**REQUIREMENTS:**
Type out the complete listing below word for word, without its pictures.

**DATASET ENTRIES:**
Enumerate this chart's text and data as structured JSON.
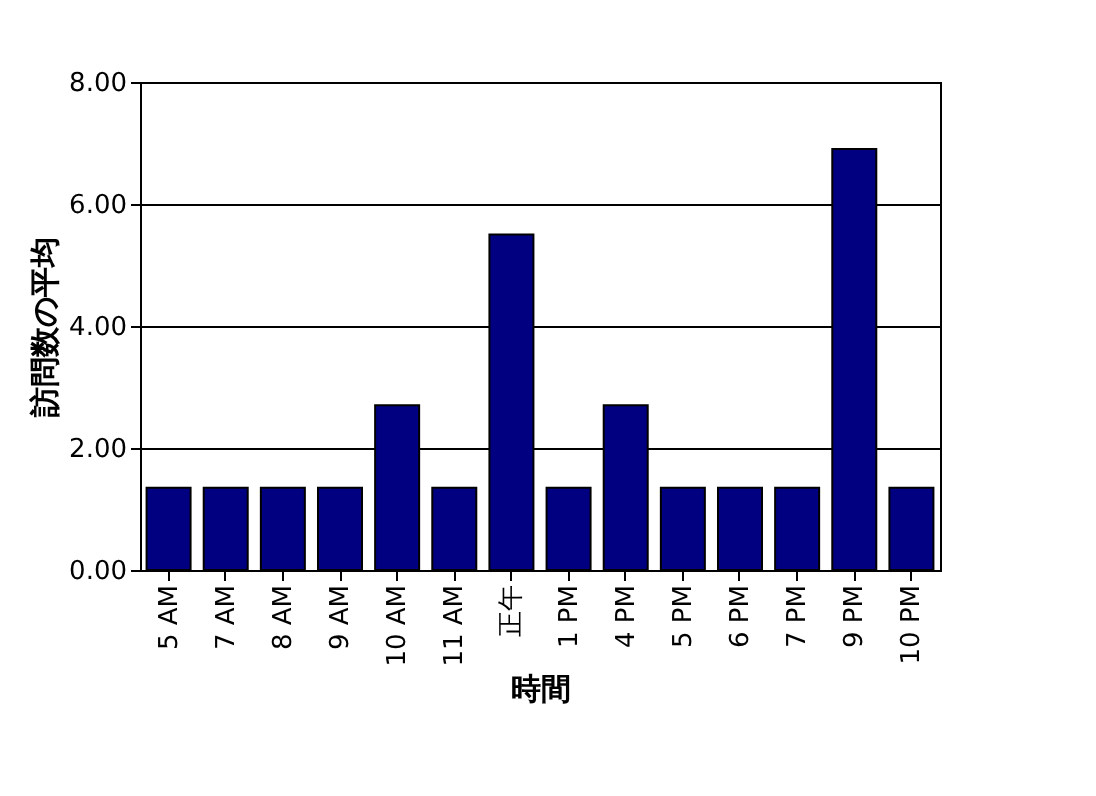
{
  "chart_data": {
    "type": "bar",
    "xlabel": "時間",
    "ylabel": "訪問数の平均",
    "categories": [
      "5 AM",
      "7 AM",
      "8 AM",
      "9 AM",
      "10 AM",
      "11 AM",
      "正午",
      "1 PM",
      "4 PM",
      "5 PM",
      "6 PM",
      "7 PM",
      "9 PM",
      "10 PM"
    ],
    "values": [
      1.35,
      1.35,
      1.35,
      1.35,
      2.7,
      1.35,
      5.5,
      1.35,
      2.7,
      1.35,
      1.35,
      1.35,
      6.9,
      1.35
    ],
    "color": "#000080",
    "ylim": [
      0,
      8
    ],
    "yticks": [
      {
        "value": 0,
        "label": "0.00"
      },
      {
        "value": 2,
        "label": "2.00"
      },
      {
        "value": 4,
        "label": "4.00"
      },
      {
        "value": 6,
        "label": "6.00"
      },
      {
        "value": 8,
        "label": "8.00"
      }
    ],
    "grid": "y"
  }
}
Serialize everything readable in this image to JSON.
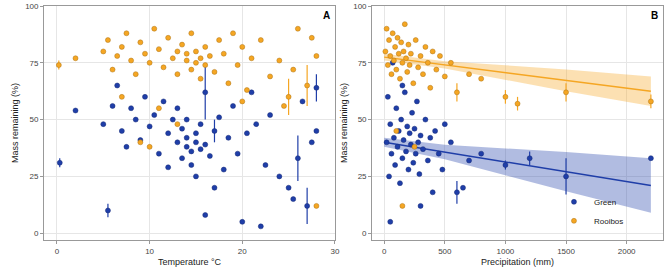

**THE OUTPUT:**
Enumerate this chart's text and data as structured JSON.
{
  "chart_data": {
    "type": "bar",
    "xlabel": "時間",
    "ylabel": "訪問数の平均",
    "categories": [
      "5 AM",
      "7 AM",
      "8 AM",
      "9 AM",
      "10 AM",
      "11 AM",
      "正午",
      "1 PM",
      "4 PM",
      "5 PM",
      "6 PM",
      "7 PM",
      "9 PM",
      "10 PM"
    ],
    "values": [
      1.35,
      1.35,
      1.35,
      1.35,
      2.7,
      1.35,
      5.5,
      1.35,
      2.7,
      1.35,
      1.35,
      1.35,
      6.9,
      1.35
    ],
    "color": "#000080",
    "ylim": [
      0,
      8
    ],
    "yticks": [
      {
        "value": 0,
        "label": "0.00"
      },
      {
        "value": 2,
        "label": "2.00"
      },
      {
        "value": 4,
        "label": "4.00"
      },
      {
        "value": 6,
        "label": "6.00"
      },
      {
        "value": 8,
        "label": "8.00"
      }
    ],
    "grid": "y"
  }
}
Serialize everything readable in this image to JSON.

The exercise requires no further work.